▶ **Your objective**: Copy out each line of the material in which the word "title" appears.

▶ **Extracted data**:

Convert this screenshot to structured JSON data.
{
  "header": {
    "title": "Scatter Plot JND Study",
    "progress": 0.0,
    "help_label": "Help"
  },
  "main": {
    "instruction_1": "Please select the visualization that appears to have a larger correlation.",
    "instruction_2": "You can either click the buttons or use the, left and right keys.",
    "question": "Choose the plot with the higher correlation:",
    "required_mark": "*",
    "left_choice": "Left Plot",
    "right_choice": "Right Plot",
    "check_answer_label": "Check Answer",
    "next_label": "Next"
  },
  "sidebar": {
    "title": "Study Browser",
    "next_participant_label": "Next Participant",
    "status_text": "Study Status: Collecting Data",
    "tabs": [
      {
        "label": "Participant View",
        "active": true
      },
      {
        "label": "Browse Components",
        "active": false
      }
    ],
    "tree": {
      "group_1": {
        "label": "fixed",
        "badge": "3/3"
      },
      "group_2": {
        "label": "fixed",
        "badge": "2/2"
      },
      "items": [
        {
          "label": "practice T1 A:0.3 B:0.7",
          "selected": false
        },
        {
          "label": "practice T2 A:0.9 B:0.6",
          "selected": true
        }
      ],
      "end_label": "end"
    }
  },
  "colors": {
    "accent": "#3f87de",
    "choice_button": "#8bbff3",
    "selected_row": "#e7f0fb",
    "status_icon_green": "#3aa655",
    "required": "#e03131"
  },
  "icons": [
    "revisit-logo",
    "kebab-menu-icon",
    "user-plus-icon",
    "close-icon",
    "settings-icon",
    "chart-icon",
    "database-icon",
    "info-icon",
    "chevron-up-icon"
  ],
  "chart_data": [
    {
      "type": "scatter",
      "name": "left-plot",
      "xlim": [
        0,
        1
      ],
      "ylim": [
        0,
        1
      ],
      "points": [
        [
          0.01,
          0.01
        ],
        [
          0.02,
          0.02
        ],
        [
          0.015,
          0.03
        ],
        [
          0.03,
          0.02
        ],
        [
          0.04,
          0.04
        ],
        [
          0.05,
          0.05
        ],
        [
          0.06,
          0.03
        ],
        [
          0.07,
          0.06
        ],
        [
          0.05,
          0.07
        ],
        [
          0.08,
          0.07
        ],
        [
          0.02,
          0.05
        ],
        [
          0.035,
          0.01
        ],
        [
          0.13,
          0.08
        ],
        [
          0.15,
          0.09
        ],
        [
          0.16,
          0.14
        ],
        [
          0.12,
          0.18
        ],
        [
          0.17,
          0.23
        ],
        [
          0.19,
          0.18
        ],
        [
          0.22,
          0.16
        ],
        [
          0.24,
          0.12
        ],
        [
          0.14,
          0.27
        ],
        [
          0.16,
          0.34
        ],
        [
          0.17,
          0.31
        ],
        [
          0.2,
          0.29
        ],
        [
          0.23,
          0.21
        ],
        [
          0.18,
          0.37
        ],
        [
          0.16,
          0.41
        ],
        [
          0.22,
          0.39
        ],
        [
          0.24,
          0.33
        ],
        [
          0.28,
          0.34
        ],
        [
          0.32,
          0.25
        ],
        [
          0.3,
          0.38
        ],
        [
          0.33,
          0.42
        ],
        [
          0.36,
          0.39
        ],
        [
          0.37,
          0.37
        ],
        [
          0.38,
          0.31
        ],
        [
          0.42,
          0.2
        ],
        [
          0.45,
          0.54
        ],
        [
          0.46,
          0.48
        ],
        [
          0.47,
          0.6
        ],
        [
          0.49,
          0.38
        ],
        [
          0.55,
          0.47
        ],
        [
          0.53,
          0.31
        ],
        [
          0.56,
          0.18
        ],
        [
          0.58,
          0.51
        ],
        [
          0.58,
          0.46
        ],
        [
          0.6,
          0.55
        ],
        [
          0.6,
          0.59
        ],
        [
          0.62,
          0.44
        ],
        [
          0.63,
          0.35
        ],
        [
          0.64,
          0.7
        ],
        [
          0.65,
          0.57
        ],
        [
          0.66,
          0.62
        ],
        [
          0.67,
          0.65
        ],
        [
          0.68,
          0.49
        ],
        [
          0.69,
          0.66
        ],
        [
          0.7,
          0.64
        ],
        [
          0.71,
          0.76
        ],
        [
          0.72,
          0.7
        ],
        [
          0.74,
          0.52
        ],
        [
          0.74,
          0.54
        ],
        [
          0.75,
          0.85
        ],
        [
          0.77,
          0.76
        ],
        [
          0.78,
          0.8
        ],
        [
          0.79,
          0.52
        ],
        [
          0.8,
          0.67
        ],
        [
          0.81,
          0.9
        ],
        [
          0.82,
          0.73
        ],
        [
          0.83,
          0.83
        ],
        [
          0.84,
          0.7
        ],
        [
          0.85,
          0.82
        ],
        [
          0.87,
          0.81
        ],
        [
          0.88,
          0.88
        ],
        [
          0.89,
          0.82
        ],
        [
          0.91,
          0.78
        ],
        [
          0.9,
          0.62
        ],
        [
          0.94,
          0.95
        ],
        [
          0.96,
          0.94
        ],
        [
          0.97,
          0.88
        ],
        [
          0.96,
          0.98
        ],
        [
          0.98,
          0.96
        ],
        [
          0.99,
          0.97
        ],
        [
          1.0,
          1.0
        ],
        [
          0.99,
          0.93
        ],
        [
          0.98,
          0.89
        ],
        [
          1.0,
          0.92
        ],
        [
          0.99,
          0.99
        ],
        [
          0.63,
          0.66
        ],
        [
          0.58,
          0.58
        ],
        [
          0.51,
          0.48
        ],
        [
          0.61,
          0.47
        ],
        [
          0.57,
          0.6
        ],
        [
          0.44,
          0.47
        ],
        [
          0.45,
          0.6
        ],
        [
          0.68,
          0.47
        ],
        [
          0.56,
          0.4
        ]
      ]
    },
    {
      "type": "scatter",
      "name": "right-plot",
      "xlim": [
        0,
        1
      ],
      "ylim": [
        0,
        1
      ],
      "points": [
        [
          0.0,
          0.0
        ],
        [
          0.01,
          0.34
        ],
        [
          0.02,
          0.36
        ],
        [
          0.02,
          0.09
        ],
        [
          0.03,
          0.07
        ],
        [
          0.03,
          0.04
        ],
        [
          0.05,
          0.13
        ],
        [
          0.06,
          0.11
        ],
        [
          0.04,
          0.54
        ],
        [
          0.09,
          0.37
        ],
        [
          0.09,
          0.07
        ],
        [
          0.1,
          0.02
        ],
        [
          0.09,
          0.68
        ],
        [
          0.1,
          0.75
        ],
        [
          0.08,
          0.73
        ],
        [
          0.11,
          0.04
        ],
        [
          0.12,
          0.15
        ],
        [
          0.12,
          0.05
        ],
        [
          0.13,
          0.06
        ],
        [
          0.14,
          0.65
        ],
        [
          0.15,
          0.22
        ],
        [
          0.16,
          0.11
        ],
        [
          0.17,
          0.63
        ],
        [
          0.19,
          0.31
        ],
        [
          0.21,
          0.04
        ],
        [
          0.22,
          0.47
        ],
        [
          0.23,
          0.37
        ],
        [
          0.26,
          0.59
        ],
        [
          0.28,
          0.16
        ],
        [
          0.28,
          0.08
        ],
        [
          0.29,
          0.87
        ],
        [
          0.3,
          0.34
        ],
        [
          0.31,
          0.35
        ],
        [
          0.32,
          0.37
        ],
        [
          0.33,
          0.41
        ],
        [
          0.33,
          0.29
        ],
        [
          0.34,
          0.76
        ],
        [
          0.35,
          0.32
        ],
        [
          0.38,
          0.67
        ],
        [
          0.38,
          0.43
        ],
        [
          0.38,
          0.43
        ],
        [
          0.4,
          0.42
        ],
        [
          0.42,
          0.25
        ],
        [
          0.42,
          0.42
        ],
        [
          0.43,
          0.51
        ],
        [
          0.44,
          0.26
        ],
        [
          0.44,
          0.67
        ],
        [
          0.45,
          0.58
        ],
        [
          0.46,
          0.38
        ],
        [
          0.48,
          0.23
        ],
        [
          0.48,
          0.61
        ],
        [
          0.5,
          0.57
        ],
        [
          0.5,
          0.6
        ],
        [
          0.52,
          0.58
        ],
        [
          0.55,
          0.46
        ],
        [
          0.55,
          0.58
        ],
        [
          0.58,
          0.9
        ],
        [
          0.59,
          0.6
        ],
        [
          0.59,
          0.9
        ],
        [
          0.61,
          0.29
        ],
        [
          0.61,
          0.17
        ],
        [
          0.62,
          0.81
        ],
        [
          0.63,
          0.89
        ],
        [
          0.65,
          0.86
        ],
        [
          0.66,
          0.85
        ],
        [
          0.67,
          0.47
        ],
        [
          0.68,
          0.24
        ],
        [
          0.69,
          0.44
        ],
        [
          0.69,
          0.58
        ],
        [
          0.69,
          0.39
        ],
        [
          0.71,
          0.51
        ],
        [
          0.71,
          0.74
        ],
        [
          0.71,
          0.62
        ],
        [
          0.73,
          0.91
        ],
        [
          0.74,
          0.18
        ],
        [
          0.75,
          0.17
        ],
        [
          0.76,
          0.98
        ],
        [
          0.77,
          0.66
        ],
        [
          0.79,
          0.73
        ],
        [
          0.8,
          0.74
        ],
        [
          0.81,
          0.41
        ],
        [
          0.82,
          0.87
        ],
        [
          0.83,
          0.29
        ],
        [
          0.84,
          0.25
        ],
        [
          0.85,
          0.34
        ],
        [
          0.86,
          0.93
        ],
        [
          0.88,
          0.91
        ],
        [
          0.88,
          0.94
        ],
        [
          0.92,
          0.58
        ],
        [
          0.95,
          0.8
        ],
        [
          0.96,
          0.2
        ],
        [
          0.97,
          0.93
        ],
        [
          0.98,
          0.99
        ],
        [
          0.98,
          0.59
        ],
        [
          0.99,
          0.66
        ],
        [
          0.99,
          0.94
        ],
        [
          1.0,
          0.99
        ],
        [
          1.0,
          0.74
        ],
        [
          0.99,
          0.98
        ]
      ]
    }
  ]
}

▶ **Full solution**:
    "title": "Scatter Plot JND Study",
    "title": "Study Browser",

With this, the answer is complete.